INFORMATION GIVEN:
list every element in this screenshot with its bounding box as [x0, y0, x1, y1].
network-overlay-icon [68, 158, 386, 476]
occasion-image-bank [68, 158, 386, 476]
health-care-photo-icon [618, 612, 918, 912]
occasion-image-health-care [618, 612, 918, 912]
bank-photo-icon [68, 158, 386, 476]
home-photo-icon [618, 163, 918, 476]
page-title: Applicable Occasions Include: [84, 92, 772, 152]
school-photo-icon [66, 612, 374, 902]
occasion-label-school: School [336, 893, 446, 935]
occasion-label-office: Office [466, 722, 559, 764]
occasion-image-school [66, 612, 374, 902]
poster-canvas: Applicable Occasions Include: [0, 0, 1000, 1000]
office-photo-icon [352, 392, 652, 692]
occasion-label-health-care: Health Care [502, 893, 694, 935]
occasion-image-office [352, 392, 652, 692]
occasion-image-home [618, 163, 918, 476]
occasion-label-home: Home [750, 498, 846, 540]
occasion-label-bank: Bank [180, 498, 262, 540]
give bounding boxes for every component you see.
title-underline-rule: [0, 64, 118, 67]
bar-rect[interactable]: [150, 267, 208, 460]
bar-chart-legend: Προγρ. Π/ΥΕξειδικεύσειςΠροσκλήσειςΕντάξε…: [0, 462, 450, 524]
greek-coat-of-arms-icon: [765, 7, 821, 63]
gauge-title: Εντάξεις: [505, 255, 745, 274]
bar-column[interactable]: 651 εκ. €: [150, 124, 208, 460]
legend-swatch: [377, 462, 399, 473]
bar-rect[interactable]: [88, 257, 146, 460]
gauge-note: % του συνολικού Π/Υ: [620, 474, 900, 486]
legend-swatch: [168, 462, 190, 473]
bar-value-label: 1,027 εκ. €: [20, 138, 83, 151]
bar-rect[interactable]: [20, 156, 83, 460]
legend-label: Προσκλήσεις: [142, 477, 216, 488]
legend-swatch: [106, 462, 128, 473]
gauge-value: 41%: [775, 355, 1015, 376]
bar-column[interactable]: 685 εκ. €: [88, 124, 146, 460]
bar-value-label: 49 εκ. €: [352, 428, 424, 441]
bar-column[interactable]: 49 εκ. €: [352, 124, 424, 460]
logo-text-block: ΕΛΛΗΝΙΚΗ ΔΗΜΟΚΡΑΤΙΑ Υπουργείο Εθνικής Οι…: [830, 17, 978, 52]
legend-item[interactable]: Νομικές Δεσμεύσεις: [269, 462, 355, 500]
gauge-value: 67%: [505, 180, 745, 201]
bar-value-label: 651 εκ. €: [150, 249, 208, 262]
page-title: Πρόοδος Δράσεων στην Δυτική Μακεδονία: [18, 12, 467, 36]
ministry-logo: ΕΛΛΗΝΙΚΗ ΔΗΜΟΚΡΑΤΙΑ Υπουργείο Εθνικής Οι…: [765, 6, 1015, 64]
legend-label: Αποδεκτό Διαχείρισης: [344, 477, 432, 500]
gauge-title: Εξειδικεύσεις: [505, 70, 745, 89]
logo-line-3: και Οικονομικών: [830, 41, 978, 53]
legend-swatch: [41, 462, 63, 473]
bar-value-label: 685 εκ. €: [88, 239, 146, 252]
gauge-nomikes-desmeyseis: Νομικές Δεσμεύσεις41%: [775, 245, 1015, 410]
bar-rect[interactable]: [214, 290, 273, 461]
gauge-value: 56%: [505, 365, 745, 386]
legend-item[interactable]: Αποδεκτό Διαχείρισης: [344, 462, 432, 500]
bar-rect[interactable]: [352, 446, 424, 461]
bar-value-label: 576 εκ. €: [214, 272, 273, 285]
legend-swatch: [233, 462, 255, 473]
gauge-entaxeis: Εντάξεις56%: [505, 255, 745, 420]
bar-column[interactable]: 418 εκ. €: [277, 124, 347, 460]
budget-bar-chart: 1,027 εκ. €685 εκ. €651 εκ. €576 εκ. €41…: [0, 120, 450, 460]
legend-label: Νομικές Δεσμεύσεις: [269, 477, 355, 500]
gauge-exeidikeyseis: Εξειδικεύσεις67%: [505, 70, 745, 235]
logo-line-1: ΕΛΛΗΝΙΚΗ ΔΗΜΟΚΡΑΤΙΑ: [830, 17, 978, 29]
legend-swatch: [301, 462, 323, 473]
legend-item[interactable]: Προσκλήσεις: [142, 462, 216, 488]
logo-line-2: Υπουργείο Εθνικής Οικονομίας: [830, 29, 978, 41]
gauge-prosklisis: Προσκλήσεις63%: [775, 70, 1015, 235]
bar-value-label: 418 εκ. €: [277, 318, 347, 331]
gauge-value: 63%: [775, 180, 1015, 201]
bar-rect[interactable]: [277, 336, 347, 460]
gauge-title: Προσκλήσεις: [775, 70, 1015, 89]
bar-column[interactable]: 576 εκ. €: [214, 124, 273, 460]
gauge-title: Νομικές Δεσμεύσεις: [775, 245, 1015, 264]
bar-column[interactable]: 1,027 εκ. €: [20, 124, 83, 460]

PROMPT: Please copy out every row above, character for character, with nothing added, dropped or changed.

TASK RESPONSE:
list every element in this screenshot with its bounding box as [x0, y0, x1, y1].
network-overlay-icon [68, 158, 386, 476]
occasion-image-bank [68, 158, 386, 476]
health-care-photo-icon [618, 612, 918, 912]
occasion-image-health-care [618, 612, 918, 912]
bank-photo-icon [68, 158, 386, 476]
home-photo-icon [618, 163, 918, 476]
page-title: Applicable Occasions Include: [84, 92, 772, 152]
school-photo-icon [66, 612, 374, 902]
occasion-label-school: School [336, 893, 446, 935]
occasion-label-office: Office [466, 722, 559, 764]
occasion-image-school [66, 612, 374, 902]
poster-canvas: Applicable Occasions Include: [0, 0, 1000, 1000]
office-photo-icon [352, 392, 652, 692]
occasion-label-health-care: Health Care [502, 893, 694, 935]
occasion-image-office [352, 392, 652, 692]
occasion-image-home [618, 163, 918, 476]
occasion-label-home: Home [750, 498, 846, 540]
occasion-label-bank: Bank [180, 498, 262, 540]
give bounding boxes for every component you see.
title-underline-rule: [0, 64, 118, 67]
bar-rect[interactable]: [150, 267, 208, 460]
bar-chart-legend: Προγρ. Π/ΥΕξειδικεύσειςΠροσκλήσειςΕντάξε…: [0, 462, 450, 524]
greek-coat-of-arms-icon: [765, 7, 821, 63]
gauge-title: Εντάξεις: [505, 255, 745, 274]
bar-column[interactable]: 651 εκ. €: [150, 124, 208, 460]
legend-swatch: [377, 462, 399, 473]
bar-rect[interactable]: [88, 257, 146, 460]
gauge-note: % του συνολικού Π/Υ: [620, 474, 900, 486]
legend-swatch: [168, 462, 190, 473]
bar-value-label: 1,027 εκ. €: [20, 138, 83, 151]
bar-rect[interactable]: [20, 156, 83, 460]
legend-label: Προσκλήσεις: [142, 477, 216, 488]
legend-swatch: [106, 462, 128, 473]
gauge-value: 41%: [775, 355, 1015, 376]
bar-column[interactable]: 685 εκ. €: [88, 124, 146, 460]
bar-value-label: 49 εκ. €: [352, 428, 424, 441]
bar-column[interactable]: 49 εκ. €: [352, 124, 424, 460]
logo-text-block: ΕΛΛΗΝΙΚΗ ΔΗΜΟΚΡΑΤΙΑ Υπουργείο Εθνικής Οι…: [830, 17, 978, 52]
legend-item[interactable]: Νομικές Δεσμεύσεις: [269, 462, 355, 500]
gauge-value: 67%: [505, 180, 745, 201]
bar-value-label: 651 εκ. €: [150, 249, 208, 262]
page-title: Πρόοδος Δράσεων στην Δυτική Μακεδονία: [18, 12, 467, 36]
ministry-logo: ΕΛΛΗΝΙΚΗ ΔΗΜΟΚΡΑΤΙΑ Υπουργείο Εθνικής Οι…: [765, 6, 1015, 64]
legend-label: Αποδεκτό Διαχείρισης: [344, 477, 432, 500]
gauge-title: Εξειδικεύσεις: [505, 70, 745, 89]
logo-line-3: και Οικονομικών: [830, 41, 978, 53]
legend-swatch: [41, 462, 63, 473]
bar-value-label: 685 εκ. €: [88, 239, 146, 252]
gauge-nomikes-desmeyseis: Νομικές Δεσμεύσεις41%: [775, 245, 1015, 410]
bar-rect[interactable]: [214, 290, 273, 461]
gauge-value: 56%: [505, 365, 745, 386]
legend-item[interactable]: Αποδεκτό Διαχείρισης: [344, 462, 432, 500]
bar-rect[interactable]: [352, 446, 424, 461]
bar-value-label: 576 εκ. €: [214, 272, 273, 285]
legend-swatch: [233, 462, 255, 473]
gauge-entaxeis: Εντάξεις56%: [505, 255, 745, 420]
bar-column[interactable]: 418 εκ. €: [277, 124, 347, 460]
budget-bar-chart: 1,027 εκ. €685 εκ. €651 εκ. €576 εκ. €41…: [0, 120, 450, 460]
legend-label: Νομικές Δεσμεύσεις: [269, 477, 355, 500]
gauge-exeidikeyseis: Εξειδικεύσεις67%: [505, 70, 745, 235]
logo-line-1: ΕΛΛΗΝΙΚΗ ΔΗΜΟΚΡΑΤΙΑ: [830, 17, 978, 29]
legend-swatch: [301, 462, 323, 473]
legend-item[interactable]: Προσκλήσεις: [142, 462, 216, 488]
logo-line-2: Υπουργείο Εθνικής Οικονομίας: [830, 29, 978, 41]
gauge-prosklisis: Προσκλήσεις63%: [775, 70, 1015, 235]
bar-value-label: 418 εκ. €: [277, 318, 347, 331]
gauge-value: 63%: [775, 180, 1015, 201]
bar-rect[interactable]: [277, 336, 347, 460]
gauge-title: Προσκλήσεις: [775, 70, 1015, 89]
bar-column[interactable]: 576 εκ. €: [214, 124, 273, 460]
gauge-title: Νομικές Δεσμεύσεις: [775, 245, 1015, 264]
bar-column[interactable]: 1,027 εκ. €: [20, 124, 83, 460]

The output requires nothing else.